— begin Supplied material —

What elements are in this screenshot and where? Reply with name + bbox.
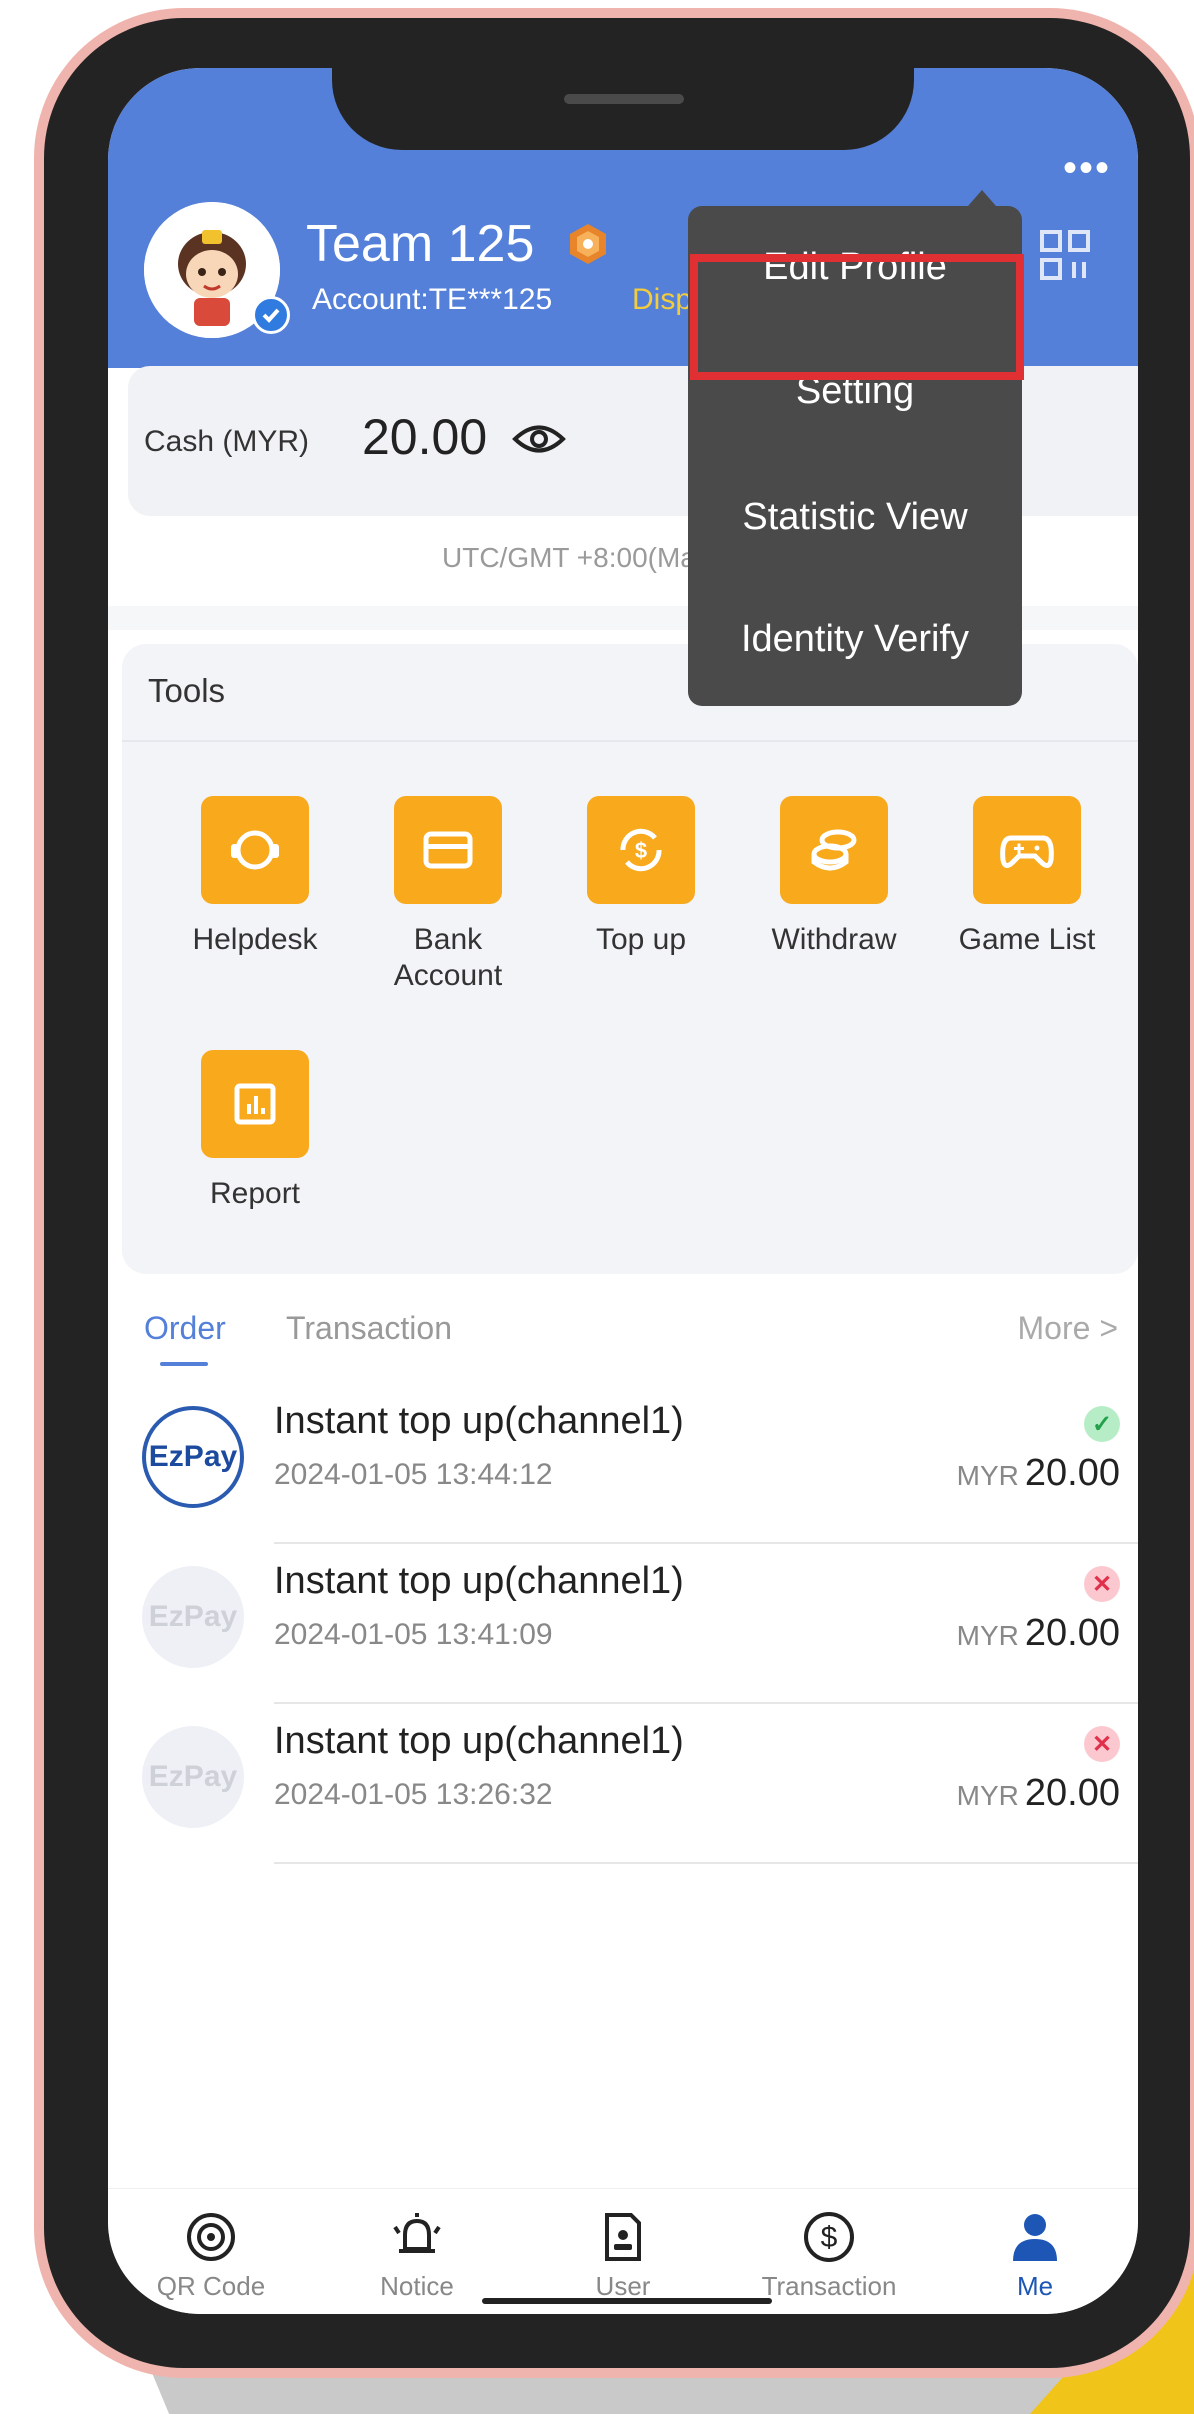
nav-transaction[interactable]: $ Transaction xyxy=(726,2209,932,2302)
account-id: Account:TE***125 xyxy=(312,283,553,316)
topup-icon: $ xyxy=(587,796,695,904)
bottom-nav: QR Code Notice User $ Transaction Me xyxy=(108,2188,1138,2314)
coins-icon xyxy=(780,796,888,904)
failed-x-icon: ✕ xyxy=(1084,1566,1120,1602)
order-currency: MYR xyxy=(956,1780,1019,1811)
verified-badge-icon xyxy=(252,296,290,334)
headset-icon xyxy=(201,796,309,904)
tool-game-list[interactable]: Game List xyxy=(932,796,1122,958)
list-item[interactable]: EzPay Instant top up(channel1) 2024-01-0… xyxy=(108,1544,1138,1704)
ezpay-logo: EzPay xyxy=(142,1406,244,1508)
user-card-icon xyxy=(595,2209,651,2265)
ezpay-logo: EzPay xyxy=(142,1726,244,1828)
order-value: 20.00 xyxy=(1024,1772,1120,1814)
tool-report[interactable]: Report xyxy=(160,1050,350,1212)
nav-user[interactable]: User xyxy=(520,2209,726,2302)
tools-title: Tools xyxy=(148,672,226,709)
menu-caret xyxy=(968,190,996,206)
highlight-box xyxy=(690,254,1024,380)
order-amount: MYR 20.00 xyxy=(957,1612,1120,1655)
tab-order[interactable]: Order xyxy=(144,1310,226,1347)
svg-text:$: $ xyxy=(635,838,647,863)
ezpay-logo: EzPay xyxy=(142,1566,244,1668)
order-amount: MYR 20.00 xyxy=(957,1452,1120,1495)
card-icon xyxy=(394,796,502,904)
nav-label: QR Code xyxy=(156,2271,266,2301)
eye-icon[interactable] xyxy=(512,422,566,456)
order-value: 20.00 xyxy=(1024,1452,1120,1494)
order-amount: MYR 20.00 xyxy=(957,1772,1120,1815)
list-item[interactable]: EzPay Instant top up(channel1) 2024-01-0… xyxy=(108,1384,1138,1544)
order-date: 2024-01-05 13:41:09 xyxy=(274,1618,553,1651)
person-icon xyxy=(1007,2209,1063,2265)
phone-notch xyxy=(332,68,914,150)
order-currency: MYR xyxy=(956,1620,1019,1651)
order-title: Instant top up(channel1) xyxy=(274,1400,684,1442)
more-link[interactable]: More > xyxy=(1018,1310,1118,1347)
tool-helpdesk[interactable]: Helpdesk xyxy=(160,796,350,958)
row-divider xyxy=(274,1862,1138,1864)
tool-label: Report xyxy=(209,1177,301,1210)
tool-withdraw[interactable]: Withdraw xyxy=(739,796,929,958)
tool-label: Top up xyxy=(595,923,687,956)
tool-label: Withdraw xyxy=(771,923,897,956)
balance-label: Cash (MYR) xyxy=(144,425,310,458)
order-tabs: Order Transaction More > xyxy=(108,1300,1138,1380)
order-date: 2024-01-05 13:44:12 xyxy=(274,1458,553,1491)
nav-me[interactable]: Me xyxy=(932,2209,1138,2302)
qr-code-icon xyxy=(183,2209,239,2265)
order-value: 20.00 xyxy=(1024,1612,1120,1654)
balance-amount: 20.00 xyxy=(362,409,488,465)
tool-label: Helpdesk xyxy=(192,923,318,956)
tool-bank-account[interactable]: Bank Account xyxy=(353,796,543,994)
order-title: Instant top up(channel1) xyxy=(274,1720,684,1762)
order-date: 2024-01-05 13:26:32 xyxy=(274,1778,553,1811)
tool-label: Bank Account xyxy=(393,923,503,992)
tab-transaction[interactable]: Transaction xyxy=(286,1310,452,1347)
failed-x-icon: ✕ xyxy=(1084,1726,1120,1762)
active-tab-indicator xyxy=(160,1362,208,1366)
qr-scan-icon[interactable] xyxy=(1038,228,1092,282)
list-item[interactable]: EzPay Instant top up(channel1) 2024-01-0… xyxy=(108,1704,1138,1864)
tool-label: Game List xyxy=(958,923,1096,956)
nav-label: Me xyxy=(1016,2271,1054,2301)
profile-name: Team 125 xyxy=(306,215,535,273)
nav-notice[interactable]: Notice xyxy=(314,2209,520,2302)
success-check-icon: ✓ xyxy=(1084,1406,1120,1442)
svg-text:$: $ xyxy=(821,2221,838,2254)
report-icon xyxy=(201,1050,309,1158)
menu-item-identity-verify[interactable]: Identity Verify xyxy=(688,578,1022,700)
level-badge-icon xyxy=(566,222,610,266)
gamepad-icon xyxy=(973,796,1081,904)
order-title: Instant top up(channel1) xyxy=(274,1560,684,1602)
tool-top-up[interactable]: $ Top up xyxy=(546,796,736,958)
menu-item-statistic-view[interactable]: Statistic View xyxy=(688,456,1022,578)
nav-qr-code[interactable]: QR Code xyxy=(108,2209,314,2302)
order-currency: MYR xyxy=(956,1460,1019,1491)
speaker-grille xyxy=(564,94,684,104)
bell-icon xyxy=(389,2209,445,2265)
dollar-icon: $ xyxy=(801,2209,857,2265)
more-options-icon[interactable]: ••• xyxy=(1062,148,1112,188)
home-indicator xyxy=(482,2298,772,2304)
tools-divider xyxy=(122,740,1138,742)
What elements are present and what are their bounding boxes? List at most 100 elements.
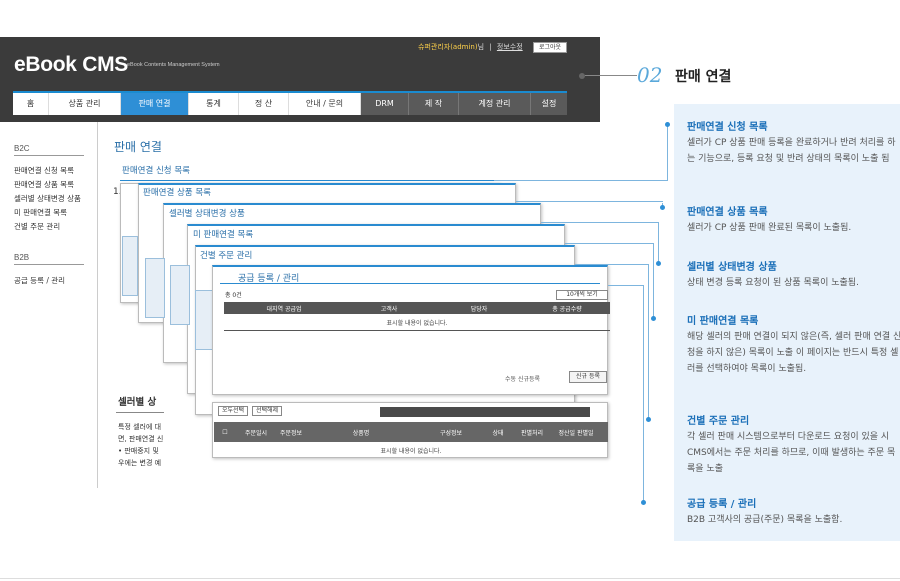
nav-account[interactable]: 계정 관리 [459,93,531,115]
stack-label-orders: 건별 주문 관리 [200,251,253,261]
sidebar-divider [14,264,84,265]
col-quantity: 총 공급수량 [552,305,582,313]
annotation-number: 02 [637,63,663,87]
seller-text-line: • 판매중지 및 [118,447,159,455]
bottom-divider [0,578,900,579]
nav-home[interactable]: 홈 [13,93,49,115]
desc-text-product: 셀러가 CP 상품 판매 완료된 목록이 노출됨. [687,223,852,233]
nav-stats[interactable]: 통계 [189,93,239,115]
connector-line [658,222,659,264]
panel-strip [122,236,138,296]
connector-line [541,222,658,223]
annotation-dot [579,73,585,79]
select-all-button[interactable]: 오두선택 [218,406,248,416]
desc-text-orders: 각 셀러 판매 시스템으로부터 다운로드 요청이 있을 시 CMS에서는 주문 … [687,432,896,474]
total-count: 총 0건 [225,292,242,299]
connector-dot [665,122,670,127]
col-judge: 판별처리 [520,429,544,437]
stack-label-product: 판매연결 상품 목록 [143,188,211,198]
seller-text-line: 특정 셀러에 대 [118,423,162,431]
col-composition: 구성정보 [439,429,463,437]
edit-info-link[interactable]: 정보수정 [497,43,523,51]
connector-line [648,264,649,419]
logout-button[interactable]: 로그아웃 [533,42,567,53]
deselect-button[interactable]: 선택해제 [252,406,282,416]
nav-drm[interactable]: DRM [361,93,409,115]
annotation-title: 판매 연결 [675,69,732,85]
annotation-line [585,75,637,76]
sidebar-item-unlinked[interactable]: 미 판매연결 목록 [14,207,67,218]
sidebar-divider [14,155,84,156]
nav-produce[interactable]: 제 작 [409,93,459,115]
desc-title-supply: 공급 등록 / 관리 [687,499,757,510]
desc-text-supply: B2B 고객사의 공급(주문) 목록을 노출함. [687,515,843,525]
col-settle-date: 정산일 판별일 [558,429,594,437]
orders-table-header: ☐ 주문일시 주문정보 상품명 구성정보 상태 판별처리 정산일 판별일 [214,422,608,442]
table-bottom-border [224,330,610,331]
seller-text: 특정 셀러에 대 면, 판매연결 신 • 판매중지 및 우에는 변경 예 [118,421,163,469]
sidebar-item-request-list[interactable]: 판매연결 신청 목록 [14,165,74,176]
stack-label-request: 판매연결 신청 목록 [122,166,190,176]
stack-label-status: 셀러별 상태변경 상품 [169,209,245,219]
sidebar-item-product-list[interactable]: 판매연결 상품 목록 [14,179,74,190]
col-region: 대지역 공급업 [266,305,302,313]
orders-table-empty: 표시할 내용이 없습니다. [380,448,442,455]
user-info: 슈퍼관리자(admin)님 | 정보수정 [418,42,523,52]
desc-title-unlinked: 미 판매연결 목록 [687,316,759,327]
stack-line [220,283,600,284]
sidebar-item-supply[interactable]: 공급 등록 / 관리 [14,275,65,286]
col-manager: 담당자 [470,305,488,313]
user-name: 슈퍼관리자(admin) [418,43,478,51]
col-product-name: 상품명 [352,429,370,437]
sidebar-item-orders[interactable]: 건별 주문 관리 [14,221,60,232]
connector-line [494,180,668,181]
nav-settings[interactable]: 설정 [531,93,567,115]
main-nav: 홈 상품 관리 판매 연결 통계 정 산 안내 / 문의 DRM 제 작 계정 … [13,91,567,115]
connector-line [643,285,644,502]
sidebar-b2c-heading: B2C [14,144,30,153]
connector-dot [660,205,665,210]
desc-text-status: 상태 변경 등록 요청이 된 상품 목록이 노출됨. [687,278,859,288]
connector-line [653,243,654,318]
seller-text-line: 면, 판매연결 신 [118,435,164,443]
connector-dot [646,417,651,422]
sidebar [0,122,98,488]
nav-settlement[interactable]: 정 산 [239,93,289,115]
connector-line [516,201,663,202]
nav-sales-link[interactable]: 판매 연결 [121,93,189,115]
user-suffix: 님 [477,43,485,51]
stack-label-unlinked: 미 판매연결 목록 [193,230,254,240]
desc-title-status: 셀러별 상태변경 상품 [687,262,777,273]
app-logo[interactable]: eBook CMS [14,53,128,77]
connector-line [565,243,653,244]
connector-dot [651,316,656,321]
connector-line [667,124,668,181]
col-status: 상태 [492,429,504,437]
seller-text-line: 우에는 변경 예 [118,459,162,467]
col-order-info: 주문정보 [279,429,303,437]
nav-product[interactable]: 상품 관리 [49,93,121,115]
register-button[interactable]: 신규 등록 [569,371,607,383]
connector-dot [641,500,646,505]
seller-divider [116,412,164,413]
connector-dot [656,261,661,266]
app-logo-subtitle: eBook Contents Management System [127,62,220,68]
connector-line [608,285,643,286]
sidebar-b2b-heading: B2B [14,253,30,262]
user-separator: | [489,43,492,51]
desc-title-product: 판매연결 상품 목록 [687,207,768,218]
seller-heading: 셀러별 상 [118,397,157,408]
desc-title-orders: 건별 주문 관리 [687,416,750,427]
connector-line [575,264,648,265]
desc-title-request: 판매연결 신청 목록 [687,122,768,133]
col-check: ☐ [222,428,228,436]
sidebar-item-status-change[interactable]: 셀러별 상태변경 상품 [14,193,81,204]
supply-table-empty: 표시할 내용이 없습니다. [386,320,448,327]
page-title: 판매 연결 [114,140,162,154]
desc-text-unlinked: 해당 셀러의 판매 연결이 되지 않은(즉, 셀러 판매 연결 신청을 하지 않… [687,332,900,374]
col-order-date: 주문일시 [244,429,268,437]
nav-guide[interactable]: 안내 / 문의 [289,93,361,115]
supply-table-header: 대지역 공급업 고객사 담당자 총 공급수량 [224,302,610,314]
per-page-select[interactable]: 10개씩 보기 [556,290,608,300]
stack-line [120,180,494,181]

— end Supplied material —

**Work to do:**
Copy out the lines of the rows beginning with the one containing "nav-account[interactable]: 계정 관리" and ending after the one containing "nav-home[interactable]: 홈 [13,93,49,115]".

**Written solution:**
nav-account[interactable]: 계정 관리 [459,93,531,115]
stack-label-orders: 건별 주문 관리 [200,251,253,261]
sidebar-divider [14,264,84,265]
col-quantity: 총 공급수량 [552,305,582,313]
annotation-number: 02 [637,63,663,87]
seller-text-line: • 판매중지 및 [118,447,159,455]
bottom-divider [0,578,900,579]
nav-home[interactable]: 홈 [13,93,49,115]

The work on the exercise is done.